● Kutipan Sumber:

Harga Bitcoin kembali mengalami pelemahan pada awal pekan ketiga November 2025. Pergerakan yang kembali turun ini memperlihatkan bahwa pasar kripto global masih berada dalam tekanan signifikan, seiring belum jelasnya arah kebijakan moneter Amerika Serikat dan tertundanya sejumlah data ekonomi yang biasanya menjadi acuan pelaku pasar. Berdasarkan data yang dihimpun dari CoinDesk, Investing, dan Coinmarketcap, kondisi pasar kripto saat ini berada dalam fase penuh kehati hatian karena belum adanya katalis positif yang dapat mengubah arah tren.

● Langkah Kerja:
1. Tuliskan kembali secara persis bagian kutipan sumber yang diawali kata-kata "Harga Bitcoin kembali" dan diakhiri "mengubah arah tren.".
2. Menurut kutipan sumber, dari mana saja data tentang kondisi pasar kripto dihimpun?
Daftar di bawah ini sama sekali tidak dipakai di sini.

● Cuplikan Kumpulan Data:
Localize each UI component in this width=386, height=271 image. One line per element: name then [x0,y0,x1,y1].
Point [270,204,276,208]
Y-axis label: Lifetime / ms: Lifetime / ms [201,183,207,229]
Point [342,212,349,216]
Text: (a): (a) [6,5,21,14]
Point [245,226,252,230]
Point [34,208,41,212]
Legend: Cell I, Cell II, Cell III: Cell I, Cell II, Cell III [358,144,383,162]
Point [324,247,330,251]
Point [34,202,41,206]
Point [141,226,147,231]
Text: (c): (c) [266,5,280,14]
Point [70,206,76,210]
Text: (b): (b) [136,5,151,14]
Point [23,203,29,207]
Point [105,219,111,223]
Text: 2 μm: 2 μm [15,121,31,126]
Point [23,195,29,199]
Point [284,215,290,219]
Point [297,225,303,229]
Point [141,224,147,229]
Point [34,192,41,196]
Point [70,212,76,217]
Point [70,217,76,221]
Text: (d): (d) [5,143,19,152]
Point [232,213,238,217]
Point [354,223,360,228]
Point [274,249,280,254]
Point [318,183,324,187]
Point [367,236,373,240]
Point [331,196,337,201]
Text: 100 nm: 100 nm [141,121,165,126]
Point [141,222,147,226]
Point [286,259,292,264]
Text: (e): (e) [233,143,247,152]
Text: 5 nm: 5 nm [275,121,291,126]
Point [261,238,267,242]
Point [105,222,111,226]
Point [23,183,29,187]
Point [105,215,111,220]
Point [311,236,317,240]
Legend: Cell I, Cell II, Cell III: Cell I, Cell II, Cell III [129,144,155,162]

● Hasil per Tugas:
1.
Harga Bitcoin kembali mengalami pelemahan pada awal pekan ketiga November 2025. Pergerakan yang kembali turun ini memperlihatkan bahwa pasar kripto global masih berada dalam tekanan signifikan, seiring belum jelasnya arah kebijakan moneter Amerika Serikat dan tertundanya sejumlah data ekonomi yang biasanya menjadi acuan pelaku pasar. Berdasarkan data yang dihimpun dari CoinDesk, Investing, dan Coinmarketcap, kondisi pasar kripto saat ini berada dalam fase penuh kehati hatian karena belum adanya katalis positif yang dapat mengubah arah tren.

2. Dari CoinDesk, Investing, dan Coinmarketcap.